* THE PROBLEM *
Tally the lines of the listing that contain the string "title". Give the number and nothing else.

* Figure data in JSON *

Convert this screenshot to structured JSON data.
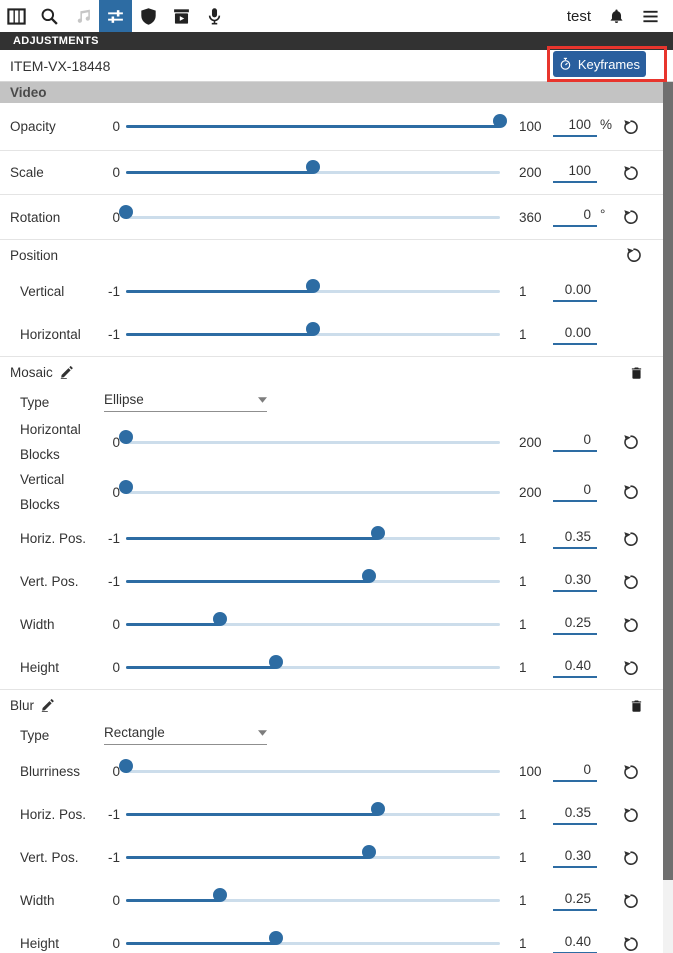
{
  "colors": {
    "accent_blue": "#2d6ca3",
    "button_blue": "#2a5f9e",
    "annotation_red": "#e8352d",
    "panel_bar_dark": "#323232",
    "section_bar_gray": "#c3c3c3",
    "slider_track_light": "#ccddeb"
  },
  "toolbar": {
    "username": "test",
    "tabs": [
      {
        "id": "media",
        "icon": "columns-icon",
        "active": false,
        "disabled": false
      },
      {
        "id": "search",
        "icon": "search-icon",
        "active": false,
        "disabled": false
      },
      {
        "id": "music",
        "icon": "music-notes-icon",
        "active": false,
        "disabled": true
      },
      {
        "id": "adjustments",
        "icon": "sliders-icon",
        "active": true,
        "disabled": false
      },
      {
        "id": "shield",
        "icon": "shield-icon",
        "active": false,
        "disabled": false
      },
      {
        "id": "export",
        "icon": "package-play-icon",
        "active": false,
        "disabled": false
      },
      {
        "id": "voice",
        "icon": "microphone-icon",
        "active": false,
        "disabled": false
      }
    ],
    "right_icons": [
      "bell-icon",
      "menu-icon"
    ]
  },
  "panel": {
    "title": "ADJUSTMENTS",
    "item_id": "ITEM-VX-18448",
    "keyframes": {
      "label": "Keyframes",
      "icon": "stopwatch-icon",
      "highlighted": true
    }
  },
  "sections": [
    {
      "title": "Video",
      "header_style": "bar",
      "row_separators": true,
      "rows": [
        {
          "label": "Opacity",
          "min": "0",
          "max": "100",
          "value": "100",
          "suffix": "%",
          "reset": true
        },
        {
          "label": "Scale",
          "min": "0",
          "max": "200",
          "value": "100",
          "suffix": "",
          "reset": true
        },
        {
          "label": "Rotation",
          "min": "0",
          "max": "360",
          "value": "0",
          "suffix": "°",
          "reset": true
        }
      ]
    },
    {
      "title": "Position",
      "header_style": "plain",
      "header_reset": true,
      "row_separators": false,
      "rows": [
        {
          "label": "Vertical",
          "min": "-1",
          "max": "1",
          "value": "0.00",
          "suffix": "",
          "reset": false
        },
        {
          "label": "Horizontal",
          "min": "-1",
          "max": "1",
          "value": "0.00",
          "suffix": "",
          "reset": false
        }
      ]
    },
    {
      "title": "Mosaic",
      "header_style": "editable",
      "editable": true,
      "removable": true,
      "type_label": "Type",
      "type_value": "Ellipse",
      "row_separators": false,
      "rows": [
        {
          "label": "Horizontal Blocks",
          "min": "0",
          "max": "200",
          "value": "0",
          "suffix": "",
          "reset": true
        },
        {
          "label": "Vertical Blocks",
          "min": "0",
          "max": "200",
          "value": "0",
          "suffix": "",
          "reset": true
        },
        {
          "label": "Horiz. Pos.",
          "min": "-1",
          "max": "1",
          "value": "0.35",
          "suffix": "",
          "reset": true
        },
        {
          "label": "Vert. Pos.",
          "min": "-1",
          "max": "1",
          "value": "0.30",
          "suffix": "",
          "reset": true
        },
        {
          "label": "Width",
          "min": "0",
          "max": "1",
          "value": "0.25",
          "suffix": "",
          "reset": true
        },
        {
          "label": "Height",
          "min": "0",
          "max": "1",
          "value": "0.40",
          "suffix": "",
          "reset": true
        }
      ]
    },
    {
      "title": "Blur",
      "header_style": "editable",
      "editable": true,
      "removable": true,
      "type_label": "Type",
      "type_value": "Rectangle",
      "row_separators": false,
      "rows": [
        {
          "label": "Blurriness",
          "min": "0",
          "max": "100",
          "value": "0",
          "suffix": "",
          "reset": true
        },
        {
          "label": "Horiz. Pos.",
          "min": "-1",
          "max": "1",
          "value": "0.35",
          "suffix": "",
          "reset": true
        },
        {
          "label": "Vert. Pos.",
          "min": "-1",
          "max": "1",
          "value": "0.30",
          "suffix": "",
          "reset": true
        },
        {
          "label": "Width",
          "min": "0",
          "max": "1",
          "value": "0.25",
          "suffix": "",
          "reset": true
        },
        {
          "label": "Height",
          "min": "0",
          "max": "1",
          "value": "0.40",
          "suffix": "",
          "reset": true
        }
      ]
    }
  ]
}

* THE SOLUTION *
5